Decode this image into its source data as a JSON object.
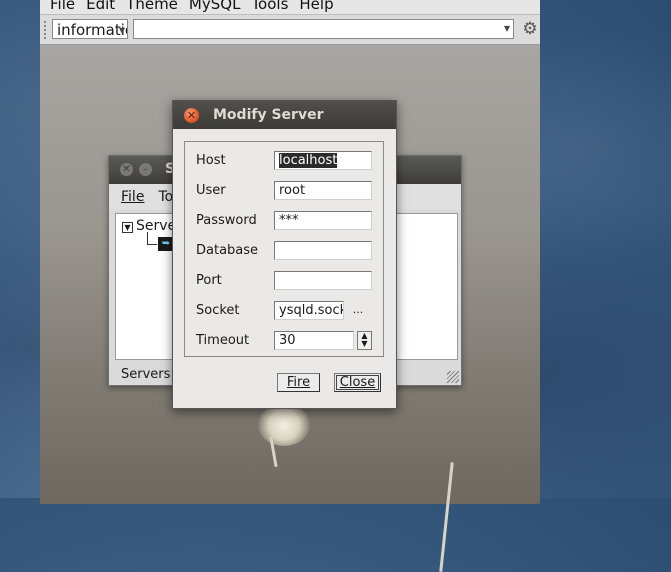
{
  "main_window": {
    "menu": [
      "File",
      "Edit",
      "Theme",
      "MySQL",
      "Tools",
      "Help"
    ],
    "database_combo_value": "information_schema",
    "query_combo_value": ""
  },
  "servers_window": {
    "title": "Servers",
    "title_visible": "S",
    "menu": [
      "File",
      "Tools"
    ],
    "menu_visible": [
      "File",
      "To"
    ],
    "tree_root": "Servers",
    "tree_root_visible": "Server",
    "status": "Servers:"
  },
  "dialog": {
    "title": "Modify Server",
    "fields": {
      "host": {
        "label": "Host",
        "value": "localhost"
      },
      "user": {
        "label": "User",
        "value": "root"
      },
      "password": {
        "label": "Password",
        "value": "***"
      },
      "database": {
        "label": "Database",
        "value": ""
      },
      "port": {
        "label": "Port",
        "value": ""
      },
      "socket": {
        "label": "Socket",
        "value": "ysqld.sock",
        "browse_label": "..."
      },
      "timeout": {
        "label": "Timeout",
        "value": "30"
      }
    },
    "fire_label": "Fire",
    "close_label": "Close"
  },
  "icons": {
    "dialog_close": "close-icon",
    "toolbar_gear": "gear-icon",
    "server_node": "server-icon"
  },
  "colors": {
    "titlebar": "#3c3b37",
    "close_button": "#e25a2b",
    "desktop": "#3d5f84"
  }
}
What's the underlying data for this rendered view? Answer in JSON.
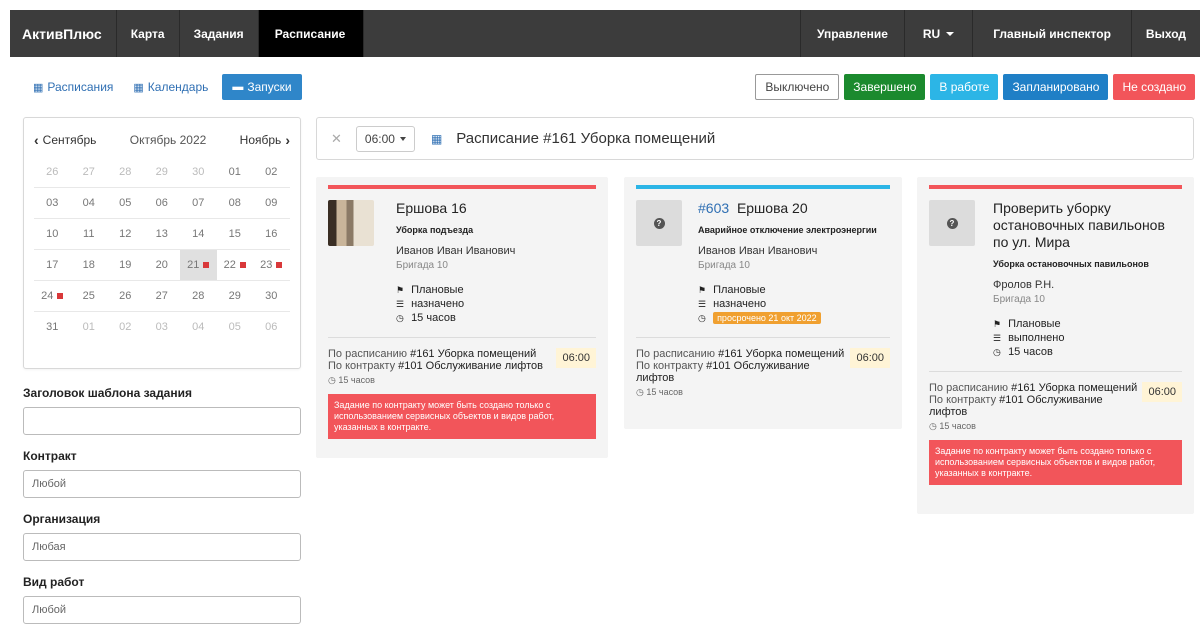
{
  "nav": {
    "brand": "АктивПлюс",
    "items": [
      "Карта",
      "Задания",
      "Расписание"
    ],
    "right": [
      "Управление",
      "RU",
      "Главный инспектор",
      "Выход"
    ]
  },
  "view_tabs": [
    "Расписания",
    "Календарь",
    "Запуски"
  ],
  "status_filters": [
    "Выключено",
    "Завершено",
    "В работе",
    "Запланировано",
    "Не создано"
  ],
  "calendar": {
    "prev": "Сентябрь",
    "current": "Октябрь 2022",
    "next": "Ноябрь",
    "weeks": [
      [
        "26",
        "27",
        "28",
        "29",
        "30",
        "01",
        "02"
      ],
      [
        "03",
        "04",
        "05",
        "06",
        "07",
        "08",
        "09"
      ],
      [
        "10",
        "11",
        "12",
        "13",
        "14",
        "15",
        "16"
      ],
      [
        "17",
        "18",
        "19",
        "20",
        "21",
        "22",
        "23"
      ],
      [
        "24",
        "25",
        "26",
        "27",
        "28",
        "29",
        "30"
      ],
      [
        "31",
        "01",
        "02",
        "03",
        "04",
        "05",
        "06"
      ]
    ]
  },
  "form": {
    "template_title_label": "Заголовок шаблона задания",
    "template_title_value": "",
    "contract_label": "Контракт",
    "contract_value": "Любой",
    "org_label": "Организация",
    "org_value": "Любая",
    "work_type_label": "Вид работ",
    "work_type_value": "Любой"
  },
  "schedule": {
    "time": "06:00",
    "title": "Расписание #161 Уборка помещений"
  },
  "cards": [
    {
      "number": "",
      "title": "Ершова 16",
      "subtitle": "Уборка подъезда",
      "person": "Иванов Иван Иванович",
      "team": "Бригада 10",
      "flag": "Плановые",
      "state": "назначено",
      "duration": "15 часов",
      "late": "",
      "sched_prefix": "По расписанию",
      "sched_name": "#161 Уборка помещений",
      "contract_prefix": "По контракту",
      "contract_name": "#101 Обслуживание лифтов",
      "time": "06:00",
      "dur_small": "15 часов",
      "warning": "Задание по контракту может быть создано только с использованием сервисных объектов и видов работ, указанных в контракте."
    },
    {
      "number": "#603",
      "title": "Ершова 20",
      "subtitle": "Аварийное отключение электроэнергии",
      "person": "Иванов Иван Иванович",
      "team": "Бригада 10",
      "flag": "Плановые",
      "state": "назначено",
      "duration": "",
      "late": "просрочено 21 окт 2022",
      "sched_prefix": "По расписанию",
      "sched_name": "#161 Уборка помещений",
      "contract_prefix": "По контракту",
      "contract_name": "#101 Обслуживание лифтов",
      "time": "06:00",
      "dur_small": "15 часов",
      "warning": ""
    },
    {
      "number": "",
      "title": "Проверить уборку остановочных павильонов по ул. Мира",
      "subtitle": "Уборка остановочных павильонов",
      "person": "Фролов Р.Н.",
      "team": "Бригада 10",
      "flag": "Плановые",
      "state": "выполнено",
      "duration": "15 часов",
      "late": "",
      "sched_prefix": "По расписанию",
      "sched_name": "#161 Уборка помещений",
      "contract_prefix": "По контракту",
      "contract_name": "#101 Обслуживание лифтов",
      "time": "06:00",
      "dur_small": "15 часов",
      "warning": "Задание по контракту может быть создано только с использованием сервисных объектов и видов работ, указанных в контракте."
    }
  ],
  "colors": {
    "navbar": "#3c3c3c",
    "accent_blue": "#2f86c9",
    "status_red": "#f2555a",
    "status_cyan": "#2cb5e6",
    "status_green": "#1b8a2e",
    "marker_red": "#d9383a"
  }
}
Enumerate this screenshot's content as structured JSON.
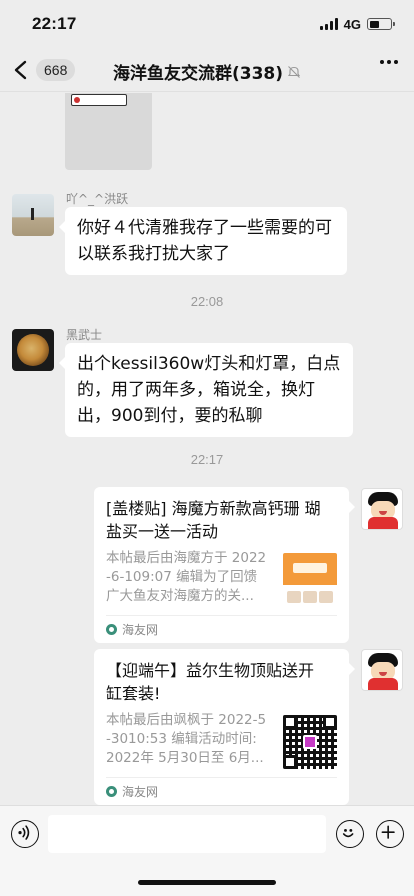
{
  "status_bar": {
    "time": "22:17",
    "network": "4G",
    "battery_level": 0.45
  },
  "nav": {
    "unread_count": "668",
    "title": "海洋鱼友交流群(338)",
    "icons": [
      "back-arrow-icon",
      "mute-icon",
      "more-icon"
    ]
  },
  "messages": [
    {
      "sender": "吖^_^洪跃",
      "text": "你好４代清雅我存了一些需要的可以联系我打扰大家了",
      "lines": [
        "你好４代清雅我存了一些需要的可",
        "以联系我打扰大家了"
      ]
    },
    {
      "sender": "黑武士",
      "lines": [
        "出个kessil360w灯头和灯罩，白点",
        "的，用了两年多，箱说全，换灯",
        "出，900到付，要的私聊"
      ]
    }
  ],
  "timestamps": [
    "22:08",
    "22:17"
  ],
  "cards": [
    {
      "title_lines": [
        "[盖楼贴] 海魔方新款高钙珊 瑚",
        "盐买一送一活动"
      ],
      "desc_lines": [
        "本帖最后由海魔方于 2022",
        "-6-109:07 编辑为了回馈",
        "广大鱼友对海魔方的关..."
      ],
      "source": "海友网"
    },
    {
      "title_lines": [
        "【迎端午】益尔生物顶贴送开",
        "缸套装!"
      ],
      "desc_lines": [
        "本帖最后由飒枫于 2022-5",
        "-3010:53 编辑活动时间:",
        "2022年 5月30日至 6月..."
      ],
      "source": "海友网"
    }
  ],
  "input": {
    "placeholder": "",
    "icons": [
      "voice-icon",
      "emoji-icon",
      "plus-icon"
    ]
  }
}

━━━

### Task requirements
Every record above must be given again exactly; drop the pictures.

### Worked solution
Decode this image into its source data as a JSON object.
{
  "main_window": {
    "menu": [
      "File",
      "Edit",
      "Theme",
      "MySQL",
      "Tools",
      "Help"
    ],
    "database_combo_value": "information_schema",
    "query_combo_value": ""
  },
  "servers_window": {
    "title": "Servers",
    "title_visible": "S",
    "menu": [
      "File",
      "Tools"
    ],
    "menu_visible": [
      "File",
      "To"
    ],
    "tree_root": "Servers",
    "tree_root_visible": "Server",
    "status": "Servers:"
  },
  "dialog": {
    "title": "Modify Server",
    "fields": {
      "host": {
        "label": "Host",
        "value": "localhost"
      },
      "user": {
        "label": "User",
        "value": "root"
      },
      "password": {
        "label": "Password",
        "value": "***"
      },
      "database": {
        "label": "Database",
        "value": ""
      },
      "port": {
        "label": "Port",
        "value": ""
      },
      "socket": {
        "label": "Socket",
        "value": "ysqld.sock",
        "browse_label": "..."
      },
      "timeout": {
        "label": "Timeout",
        "value": "30"
      }
    },
    "fire_label": "Fire",
    "close_label": "Close"
  },
  "icons": {
    "dialog_close": "close-icon",
    "toolbar_gear": "gear-icon",
    "server_node": "server-icon"
  },
  "colors": {
    "titlebar": "#3c3b37",
    "close_button": "#e25a2b",
    "desktop": "#3d5f84"
  }
}
What's the underlying data for this rendered view? Answer in JSON.
{
  "nav": {
    "brand": "АктивПлюс",
    "items": [
      "Карта",
      "Задания",
      "Расписание"
    ],
    "right": [
      "Управление",
      "RU",
      "Главный инспектор",
      "Выход"
    ]
  },
  "view_tabs": [
    "Расписания",
    "Календарь",
    "Запуски"
  ],
  "status_filters": [
    "Выключено",
    "Завершено",
    "В работе",
    "Запланировано",
    "Не создано"
  ],
  "calendar": {
    "prev": "Сентябрь",
    "current": "Октябрь 2022",
    "next": "Ноябрь",
    "weeks": [
      [
        "26",
        "27",
        "28",
        "29",
        "30",
        "01",
        "02"
      ],
      [
        "03",
        "04",
        "05",
        "06",
        "07",
        "08",
        "09"
      ],
      [
        "10",
        "11",
        "12",
        "13",
        "14",
        "15",
        "16"
      ],
      [
        "17",
        "18",
        "19",
        "20",
        "21",
        "22",
        "23"
      ],
      [
        "24",
        "25",
        "26",
        "27",
        "28",
        "29",
        "30"
      ],
      [
        "31",
        "01",
        "02",
        "03",
        "04",
        "05",
        "06"
      ]
    ]
  },
  "form": {
    "template_title_label": "Заголовок шаблона задания",
    "template_title_value": "",
    "contract_label": "Контракт",
    "contract_value": "Любой",
    "org_label": "Организация",
    "org_value": "Любая",
    "work_type_label": "Вид работ",
    "work_type_value": "Любой"
  },
  "schedule": {
    "time": "06:00",
    "title": "Расписание #161 Уборка помещений"
  },
  "cards": [
    {
      "number": "",
      "title": "Ершова 16",
      "subtitle": "Уборка подъезда",
      "person": "Иванов Иван Иванович",
      "team": "Бригада 10",
      "flag": "Плановые",
      "state": "назначено",
      "duration": "15 часов",
      "late": "",
      "sched_prefix": "По расписанию",
      "sched_name": "#161 Уборка помещений",
      "contract_prefix": "По контракту",
      "contract_name": "#101 Обслуживание лифтов",
      "time": "06:00",
      "dur_small": "15 часов",
      "warning": "Задание по контракту может быть создано только с использованием сервисных объектов и видов работ, указанных в контракте."
    },
    {
      "number": "#603",
      "title": "Ершова 20",
      "subtitle": "Аварийное отключение электроэнергии",
      "person": "Иванов Иван Иванович",
      "team": "Бригада 10",
      "flag": "Плановые",
      "state": "назначено",
      "duration": "",
      "late": "просрочено 21 окт 2022",
      "sched_prefix": "По расписанию",
      "sched_name": "#161 Уборка помещений",
      "contract_prefix": "По контракту",
      "contract_name": "#101 Обслуживание лифтов",
      "time": "06:00",
      "dur_small": "15 часов",
      "warning": ""
    },
    {
      "number": "",
      "title": "Проверить уборку остановочных павильонов по ул. Мира",
      "subtitle": "Уборка остановочных павильонов",
      "person": "Фролов Р.Н.",
      "team": "Бригада 10",
      "flag": "Плановые",
      "state": "выполнено",
      "duration": "15 часов",
      "late": "",
      "sched_prefix": "По расписанию",
      "sched_name": "#161 Уборка помещений",
      "contract_prefix": "По контракту",
      "contract_name": "#101 Обслуживание лифтов",
      "time": "06:00",
      "dur_small": "15 часов",
      "warning": "Задание по контракту может быть создано только с использованием сервисных объектов и видов работ, указанных в контракте."
    }
  ],
  "colors": {
    "navbar": "#3c3c3c",
    "accent_blue": "#2f86c9",
    "status_red": "#f2555a",
    "status_cyan": "#2cb5e6",
    "status_green": "#1b8a2e",
    "marker_red": "#d9383a"
  }
}
Enumerate this screenshot's content as structured JSON.
{
  "status_bar": {
    "time": "22:17",
    "network": "4G",
    "battery_level": 0.45
  },
  "nav": {
    "unread_count": "668",
    "title": "海洋鱼友交流群(338)",
    "icons": [
      "back-arrow-icon",
      "mute-icon",
      "more-icon"
    ]
  },
  "messages": [
    {
      "sender": "吖^_^洪跃",
      "text": "你好４代清雅我存了一些需要的可以联系我打扰大家了",
      "lines": [
        "你好４代清雅我存了一些需要的可",
        "以联系我打扰大家了"
      ]
    },
    {
      "sender": "黑武士",
      "lines": [
        "出个kessil360w灯头和灯罩，白点",
        "的，用了两年多，箱说全，换灯",
        "出，900到付，要的私聊"
      ]
    }
  ],
  "timestamps": [
    "22:08",
    "22:17"
  ],
  "cards": [
    {
      "title_lines": [
        "[盖楼贴] 海魔方新款高钙珊 瑚",
        "盐买一送一活动"
      ],
      "desc_lines": [
        "本帖最后由海魔方于 2022",
        "-6-109:07 编辑为了回馈",
        "广大鱼友对海魔方的关..."
      ],
      "source": "海友网"
    },
    {
      "title_lines": [
        "【迎端午】益尔生物顶贴送开",
        "缸套装!"
      ],
      "desc_lines": [
        "本帖最后由飒枫于 2022-5",
        "-3010:53 编辑活动时间:",
        "2022年 5月30日至 6月..."
      ],
      "source": "海友网"
    }
  ],
  "input": {
    "placeholder": "",
    "icons": [
      "voice-icon",
      "emoji-icon",
      "plus-icon"
    ]
  }
}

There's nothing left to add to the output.